Your task is to copy every line of this material exactly.

----- Material provided -----

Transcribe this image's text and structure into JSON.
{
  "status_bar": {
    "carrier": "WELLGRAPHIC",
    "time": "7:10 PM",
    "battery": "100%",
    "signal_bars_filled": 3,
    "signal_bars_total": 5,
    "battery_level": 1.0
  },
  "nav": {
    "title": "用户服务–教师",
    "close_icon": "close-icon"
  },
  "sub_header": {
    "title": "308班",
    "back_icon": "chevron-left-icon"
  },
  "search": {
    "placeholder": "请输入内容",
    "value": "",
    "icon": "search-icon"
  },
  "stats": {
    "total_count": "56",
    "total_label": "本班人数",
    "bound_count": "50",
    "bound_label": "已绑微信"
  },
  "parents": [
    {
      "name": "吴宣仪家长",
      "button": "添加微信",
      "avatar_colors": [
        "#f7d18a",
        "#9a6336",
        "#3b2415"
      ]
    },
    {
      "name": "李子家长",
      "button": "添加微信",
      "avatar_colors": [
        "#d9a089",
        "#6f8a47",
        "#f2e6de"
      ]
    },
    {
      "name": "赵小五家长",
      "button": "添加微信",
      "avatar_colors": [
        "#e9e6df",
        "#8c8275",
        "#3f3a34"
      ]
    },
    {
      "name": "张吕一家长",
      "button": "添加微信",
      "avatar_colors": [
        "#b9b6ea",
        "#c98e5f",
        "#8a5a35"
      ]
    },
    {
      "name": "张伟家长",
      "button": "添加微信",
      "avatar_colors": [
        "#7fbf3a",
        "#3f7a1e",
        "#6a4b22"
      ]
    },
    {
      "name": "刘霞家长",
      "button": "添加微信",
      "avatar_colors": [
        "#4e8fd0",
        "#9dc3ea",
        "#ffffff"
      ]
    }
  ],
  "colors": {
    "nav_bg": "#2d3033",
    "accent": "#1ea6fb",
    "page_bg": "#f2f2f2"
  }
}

-----

- _Correct response_:
Transcribe this image's text and structure into JSON.
{
  "status_bar": {
    "carrier": "WELLGRAPHIC",
    "time": "7:10 PM",
    "battery": "100%",
    "signal_bars_filled": 3,
    "signal_bars_total": 5,
    "battery_level": 1.0
  },
  "nav": {
    "title": "用户服务–教师",
    "close_icon": "close-icon"
  },
  "sub_header": {
    "title": "308班",
    "back_icon": "chevron-left-icon"
  },
  "search": {
    "placeholder": "请输入内容",
    "value": "",
    "icon": "search-icon"
  },
  "stats": {
    "total_count": "56",
    "total_label": "本班人数",
    "bound_count": "50",
    "bound_label": "已绑微信"
  },
  "parents": [
    {
      "name": "吴宣仪家长",
      "button": "添加微信",
      "avatar_colors": [
        "#f7d18a",
        "#9a6336",
        "#3b2415"
      ]
    },
    {
      "name": "李子家长",
      "button": "添加微信",
      "avatar_colors": [
        "#d9a089",
        "#6f8a47",
        "#f2e6de"
      ]
    },
    {
      "name": "赵小五家长",
      "button": "添加微信",
      "avatar_colors": [
        "#e9e6df",
        "#8c8275",
        "#3f3a34"
      ]
    },
    {
      "name": "张吕一家长",
      "button": "添加微信",
      "avatar_colors": [
        "#b9b6ea",
        "#c98e5f",
        "#8a5a35"
      ]
    },
    {
      "name": "张伟家长",
      "button": "添加微信",
      "avatar_colors": [
        "#7fbf3a",
        "#3f7a1e",
        "#6a4b22"
      ]
    },
    {
      "name": "刘霞家长",
      "button": "添加微信",
      "avatar_colors": [
        "#4e8fd0",
        "#9dc3ea",
        "#ffffff"
      ]
    }
  ],
  "colors": {
    "nav_bg": "#2d3033",
    "accent": "#1ea6fb",
    "page_bg": "#f2f2f2"
  }
}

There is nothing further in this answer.